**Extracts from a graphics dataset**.
»»

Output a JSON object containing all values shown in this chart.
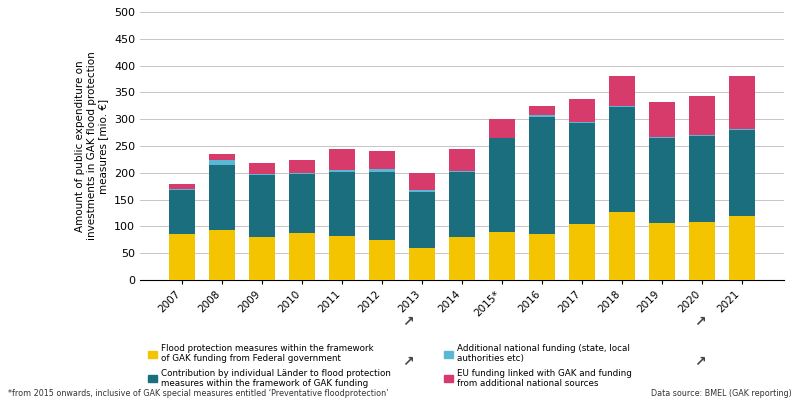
{
  "years": [
    "2007",
    "2008",
    "2009",
    "2010",
    "2011",
    "2012",
    "2013",
    "2014",
    "2015*",
    "2016",
    "2017",
    "2018",
    "2019",
    "2020",
    "2021"
  ],
  "federal": [
    85,
    93,
    80,
    87,
    83,
    75,
    60,
    80,
    90,
    85,
    105,
    127,
    107,
    108,
    120
  ],
  "laender": [
    82,
    122,
    115,
    110,
    118,
    127,
    105,
    122,
    175,
    220,
    188,
    196,
    158,
    160,
    160
  ],
  "additional_national": [
    2,
    8,
    3,
    2,
    4,
    5,
    2,
    2,
    0,
    3,
    2,
    2,
    2,
    2,
    2
  ],
  "eu": [
    10,
    13,
    20,
    25,
    40,
    33,
    33,
    40,
    35,
    17,
    42,
    55,
    65,
    73,
    98
  ],
  "colors": {
    "federal": "#F5C400",
    "laender": "#1A6E7E",
    "additional_national": "#5BB8D4",
    "eu": "#D63B6B"
  },
  "ylim": [
    0,
    500
  ],
  "yticks": [
    0,
    50,
    100,
    150,
    200,
    250,
    300,
    350,
    400,
    450,
    500
  ],
  "ylabel": "Amount of public expenditure on\ninvestments in GAK flood protection\nmeasures [mio. €]",
  "legend_labels": [
    "Flood protection measures within the framework\nof GAK funding from Federal government",
    "Contribution by individual Länder to flood protection\nmeasures within the framework of GAK funding",
    "Additional national funding (state, local\nauthorities etc)",
    "EU funding linked with GAK and funding\nfrom additional national sources"
  ],
  "footnote": "*from 2015 onwards, inclusive of GAK special measures entitled ‘Preventative floodprotection’",
  "datasource": "Data source: BMEL (GAK reporting)",
  "background_color": "#FFFFFF",
  "grid_color": "#BBBBBB"
}
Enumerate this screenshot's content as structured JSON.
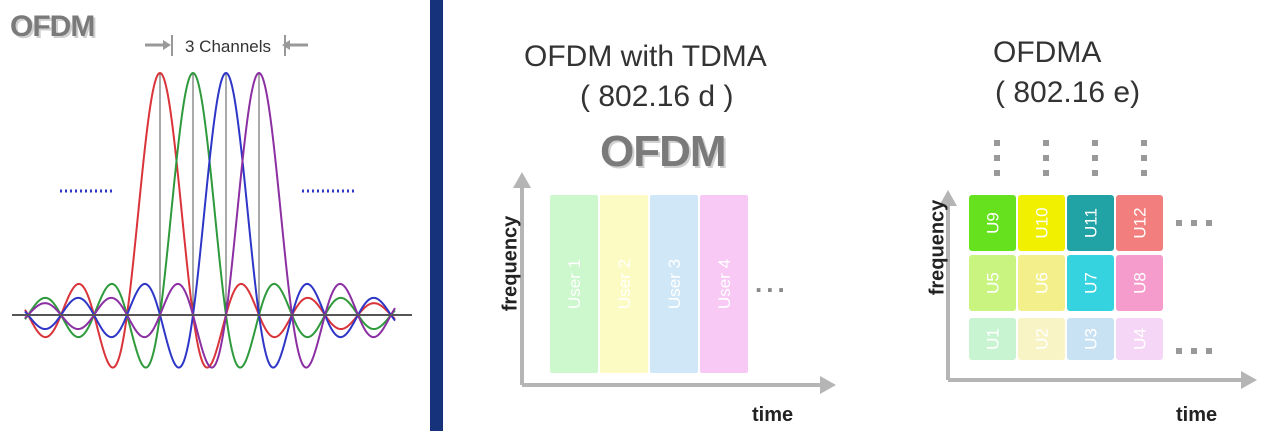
{
  "left_panel": {
    "title": "OFDM",
    "channels_label": "3 Channels"
  },
  "tdma_panel": {
    "title_line1": "OFDM with TDMA",
    "title_line2": "( 802.16 d )",
    "logo": "OFDM",
    "y_axis_label": "frequency",
    "x_axis_label": "time",
    "ellipsis": "...",
    "users": [
      {
        "label": "User 1",
        "color": "#cdf7cd"
      },
      {
        "label": "User 2",
        "color": "#fdfbc4"
      },
      {
        "label": "User 3",
        "color": "#cfe7f7"
      },
      {
        "label": "User 4",
        "color": "#f7c9f4"
      }
    ]
  },
  "ofdma_panel": {
    "title_line1": "OFDMA",
    "title_line2": "( 802.16 e)",
    "y_axis_label": "frequency",
    "x_axis_label": "time",
    "ellipsis": "...",
    "rows": [
      [
        {
          "label": "U9",
          "color": "#66e11e"
        },
        {
          "label": "U10",
          "color": "#f0f000"
        },
        {
          "label": "U11",
          "color": "#21a3a5"
        },
        {
          "label": "U12",
          "color": "#f27e7e"
        }
      ],
      [
        {
          "label": "U5",
          "color": "#c8f47f"
        },
        {
          "label": "U6",
          "color": "#f3f08c"
        },
        {
          "label": "U7",
          "color": "#34d3df"
        },
        {
          "label": "U8",
          "color": "#f69ccd"
        }
      ],
      [
        {
          "label": "U1",
          "color": "#c9f4d1"
        },
        {
          "label": "U2",
          "color": "#f8f4c6"
        },
        {
          "label": "U3",
          "color": "#c9e2f3"
        },
        {
          "label": "U4",
          "color": "#f5d6f6"
        }
      ]
    ]
  },
  "colors": {
    "red": "#d9343a",
    "green": "#2e9a3c",
    "blue": "#2e36c7",
    "purple": "#8b2fa3",
    "divider": "#15327a"
  }
}
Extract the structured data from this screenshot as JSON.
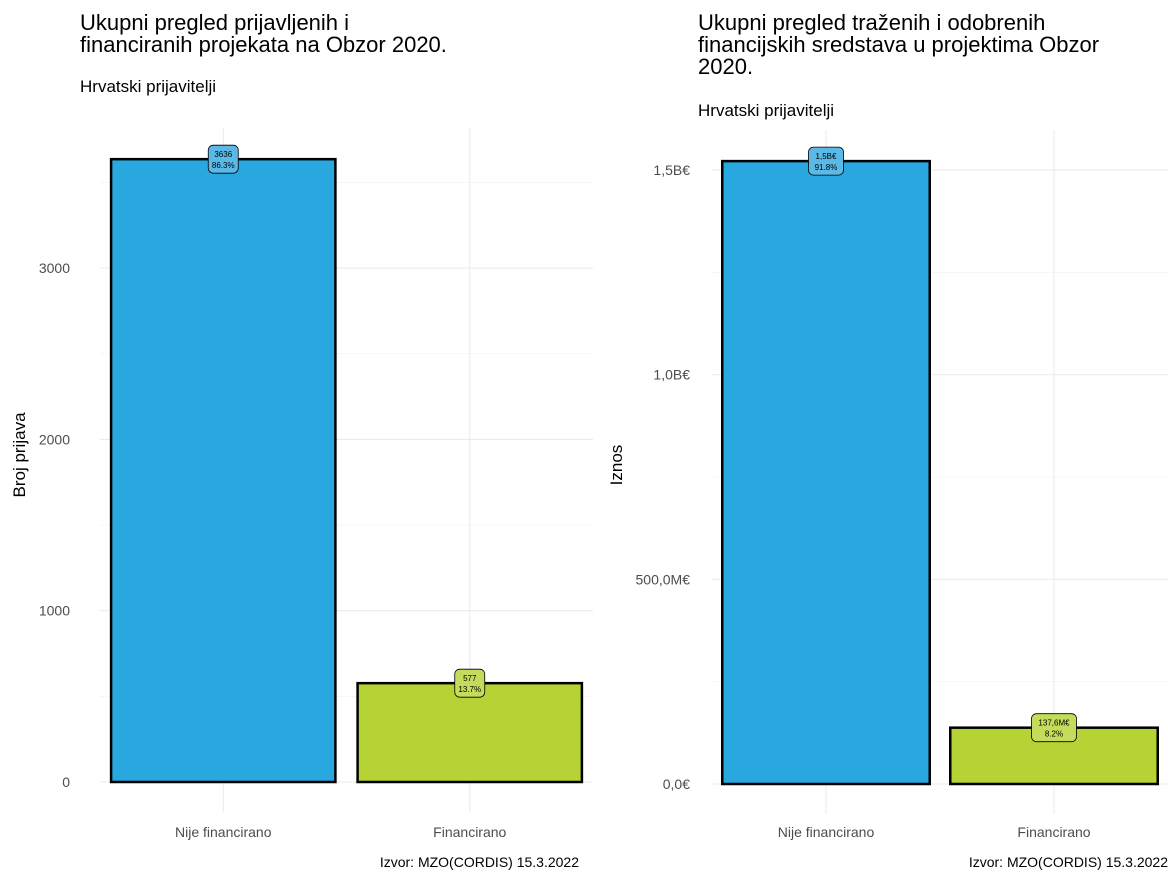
{
  "colors": {
    "blue": "#29a8e0",
    "green": "#b5d334",
    "label_blue": "#5ab9e6",
    "label_green": "#c3dc5c"
  },
  "chart_data": [
    {
      "type": "bar",
      "title": "Ukupni pregled prijavljenih i financiranih projekata na Obzor 2020.",
      "title_lines": [
        "Ukupni pregled prijavljenih i",
        "financiranih projekata na Obzor 2020."
      ],
      "subtitle": "Hrvatski prijavitelji",
      "xlabel": "",
      "ylabel": "Broj prijava",
      "categories": [
        "Nije financirano",
        "Financirano"
      ],
      "values": [
        3636,
        577
      ],
      "data_labels": [
        [
          "3636",
          "86.3%"
        ],
        [
          "577",
          "13.7%"
        ]
      ],
      "yticks": [
        0,
        1000,
        2000,
        3000
      ],
      "ytick_labels": [
        "0",
        "1000",
        "2000",
        "3000"
      ],
      "ylim": [
        0,
        3818
      ],
      "grid": true,
      "caption": "Izvor: MZO(CORDIS) 15.3.2022"
    },
    {
      "type": "bar",
      "title": "Ukupni pregled traženih i odobrenih financijskih sredstava u projektima Obzor 2020.",
      "title_lines": [
        "Ukupni pregled traženih i odobrenih",
        "financijskih sredstava u projektima Obzor",
        "2020."
      ],
      "subtitle": "Hrvatski prijavitelji",
      "xlabel": "",
      "ylabel": "Iznos",
      "categories": [
        "Nije financirano",
        "Financirano"
      ],
      "values": [
        1522000000,
        137600000
      ],
      "data_labels": [
        [
          "1,5B€",
          "91.8%"
        ],
        [
          "137,6M€",
          "8.2%"
        ]
      ],
      "yticks": [
        0,
        500000000,
        1000000000,
        1500000000
      ],
      "ytick_labels": [
        "0,0€",
        "500,0M€",
        "1,0B€",
        "1,5B€"
      ],
      "ylim": [
        0,
        1598000000
      ],
      "grid": true,
      "caption": "Izvor: MZO(CORDIS) 15.3.2022"
    }
  ]
}
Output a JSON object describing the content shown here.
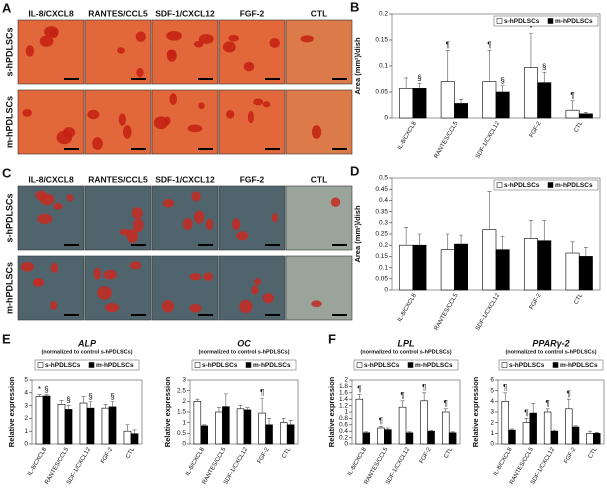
{
  "figure": {
    "panel_a": {
      "label": "A",
      "columns": [
        "IL-8/CXCL8",
        "RANTES/CCL5",
        "SDF-1/CXCL12",
        "FGF-2",
        "CTL"
      ],
      "rows": [
        "s-hPDLSCs",
        "m-hPDLSCs"
      ]
    },
    "panel_c": {
      "label": "C",
      "columns": [
        "IL-8/CXCL8",
        "RANTES/CCL5",
        "SDF-1/CXCL12",
        "FGF-2",
        "CTL"
      ],
      "rows": [
        "s-hPDLSCs",
        "m-hPDLSCs"
      ]
    },
    "panel_e": {
      "label": "E"
    },
    "panel_f": {
      "label": "F"
    }
  },
  "chart_data": [
    {
      "type": "bar",
      "label": "B",
      "ylabel": "Area (mm²)/dish",
      "legend": "upper right",
      "categories": [
        "IL-8/CXCL8",
        "RANTES/CCL5",
        "SDF-1/CXCL12",
        "FGF-2",
        "CTL"
      ],
      "series": [
        {
          "name": "s-hPDLSCs",
          "color": "#ffffff",
          "values": [
            0.057,
            0.07,
            0.07,
            0.097,
            0.015
          ],
          "errors": [
            0.02,
            0.06,
            0.06,
            0.065,
            0.018
          ],
          "annotations": [
            null,
            "¶",
            "¶",
            "*",
            "¶"
          ]
        },
        {
          "name": "m-hPDLSCs",
          "color": "#000000",
          "values": [
            0.057,
            0.028,
            0.05,
            0.068,
            0.008
          ],
          "errors": [
            0.01,
            0.008,
            0.012,
            0.02,
            0.003
          ],
          "annotations": [
            "§",
            null,
            "§",
            "§",
            null
          ]
        }
      ],
      "ylim": [
        0,
        0.2
      ],
      "yticks": [
        0,
        0.05,
        0.1,
        0.15,
        0.2
      ]
    },
    {
      "type": "bar",
      "label": "D",
      "ylabel": "Area (mm²)/dish",
      "legend": "upper right",
      "categories": [
        "IL-8/CXCL8",
        "RANTES/CCL5",
        "SDF-1/CXCL12",
        "FGF-2",
        "CTL"
      ],
      "series": [
        {
          "name": "s-hPDLSCs",
          "color": "#ffffff",
          "values": [
            0.2,
            0.18,
            0.27,
            0.23,
            0.165
          ],
          "errors": [
            0.08,
            0.07,
            0.17,
            0.08,
            0.05
          ],
          "annotations": [
            null,
            null,
            null,
            null,
            null
          ]
        },
        {
          "name": "m-hPDLSCs",
          "color": "#000000",
          "values": [
            0.2,
            0.205,
            0.18,
            0.22,
            0.15
          ],
          "errors": [
            0.05,
            0.04,
            0.06,
            0.09,
            0.04
          ],
          "annotations": [
            null,
            null,
            null,
            null,
            null
          ]
        }
      ],
      "ylim": [
        0,
        0.5
      ],
      "yticks": [
        0,
        0.05,
        0.1,
        0.15,
        0.2,
        0.25,
        0.3,
        0.35,
        0.4,
        0.45,
        0.5
      ]
    },
    {
      "type": "bar",
      "title": "ALP",
      "subtitle": "(normalized to control s-hPDLSCs)",
      "ylabel": "Relative expression",
      "legend": "top",
      "categories": [
        "IL-8/CXCL8",
        "RANTES/CCL5",
        "SDF-1/CXCL12",
        "FGF-2",
        "CTL"
      ],
      "series": [
        {
          "name": "s-hPDLSCs",
          "color": "#ffffff",
          "values": [
            3.7,
            3.1,
            3.2,
            2.8,
            1.0
          ],
          "errors": [
            0.15,
            0.3,
            0.5,
            0.3,
            0.5
          ],
          "annotations": [
            "*",
            null,
            null,
            null,
            null
          ]
        },
        {
          "name": "m-hPDLSCs",
          "color": "#000000",
          "values": [
            3.75,
            2.7,
            2.8,
            2.9,
            0.8
          ],
          "errors": [
            0.1,
            0.3,
            0.5,
            0.4,
            0.3
          ],
          "annotations": [
            "§",
            "§",
            "§",
            "§",
            null
          ]
        }
      ],
      "ylim": [
        0,
        5
      ],
      "yticks": [
        0,
        1,
        2,
        3,
        4,
        5
      ]
    },
    {
      "type": "bar",
      "title": "OC",
      "subtitle": "(normalized to control s-hPDLSCs)",
      "ylabel": "Relative expression",
      "legend": "top",
      "categories": [
        "IL-8/CXCL8",
        "RANTES/CCL5",
        "SDF-1/CXCL12",
        "FGF-2",
        "CTL"
      ],
      "series": [
        {
          "name": "s-hPDLSCs",
          "color": "#ffffff",
          "values": [
            2.0,
            1.5,
            1.65,
            1.45,
            1.0
          ],
          "errors": [
            0.1,
            0.2,
            0.15,
            0.7,
            0.2
          ],
          "annotations": [
            null,
            null,
            null,
            "¶",
            null
          ]
        },
        {
          "name": "m-hPDLSCs",
          "color": "#000000",
          "values": [
            0.85,
            1.75,
            1.6,
            0.9,
            0.9
          ],
          "errors": [
            0.05,
            0.6,
            0.1,
            0.3,
            0.2
          ],
          "annotations": [
            null,
            null,
            null,
            null,
            null
          ]
        }
      ],
      "ylim": [
        0,
        3
      ],
      "yticks": [
        0,
        0.5,
        1,
        1.5,
        2,
        2.5,
        3
      ]
    },
    {
      "type": "bar",
      "title": "LPL",
      "subtitle": "(normalized to control s-hPDLSCs)",
      "ylabel": "Relative expression",
      "legend": "top",
      "categories": [
        "IL-8/CXCL8",
        "RANTES/CCL5",
        "SDF-1/CXCL12",
        "FGF-2",
        "CTL"
      ],
      "series": [
        {
          "name": "s-hPDLSCs",
          "color": "#ffffff",
          "values": [
            1.4,
            0.5,
            1.15,
            1.35,
            1.0
          ],
          "errors": [
            0.15,
            0.05,
            0.2,
            0.25,
            0.1
          ],
          "annotations": [
            "¶",
            "¶",
            "¶",
            "¶",
            "¶"
          ]
        },
        {
          "name": "m-hPDLSCs",
          "color": "#000000",
          "values": [
            0.35,
            0.45,
            0.35,
            0.4,
            0.35
          ],
          "errors": [
            0.03,
            0.05,
            0.03,
            0.03,
            0.03
          ],
          "annotations": [
            null,
            null,
            null,
            null,
            null
          ]
        }
      ],
      "ylim": [
        0,
        2
      ],
      "yticks": [
        0,
        0.2,
        0.4,
        0.6,
        0.8,
        1,
        1.2,
        1.4,
        1.6,
        1.8,
        2
      ]
    },
    {
      "type": "bar",
      "title": "PPARγ-2",
      "subtitle": "(normalized to control s-hPDLSCs)",
      "ylabel": "Relative expression",
      "legend": "top",
      "categories": [
        "IL-8/CXCL8",
        "RANTES/CCL5",
        "SDF-1/CXCL12",
        "FGF-2",
        "CTL"
      ],
      "series": [
        {
          "name": "s-hPDLSCs",
          "color": "#ffffff",
          "values": [
            4.0,
            2.0,
            3.0,
            3.3,
            1.0
          ],
          "errors": [
            0.8,
            0.4,
            0.3,
            0.9,
            0.2
          ],
          "annotations": [
            "¶",
            "¶",
            "¶",
            "¶",
            null
          ]
        },
        {
          "name": "m-hPDLSCs",
          "color": "#000000",
          "values": [
            1.3,
            2.9,
            1.2,
            1.6,
            1.0
          ],
          "errors": [
            0.1,
            0.9,
            0.1,
            0.1,
            0.1
          ],
          "annotations": [
            null,
            null,
            null,
            null,
            null
          ]
        }
      ],
      "ylim": [
        0,
        6
      ],
      "yticks": [
        0,
        1,
        2,
        3,
        4,
        5,
        6
      ]
    }
  ]
}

««

**Exercise description**. Copy all lines from the data that hold the word "odobrenih".

**Exercise response**.
      "title": "Ukupni pregled traženih i odobrenih financijskih sredstava u projektima Obzor 2020.",
        "Ukupni pregled traženih i odobrenih",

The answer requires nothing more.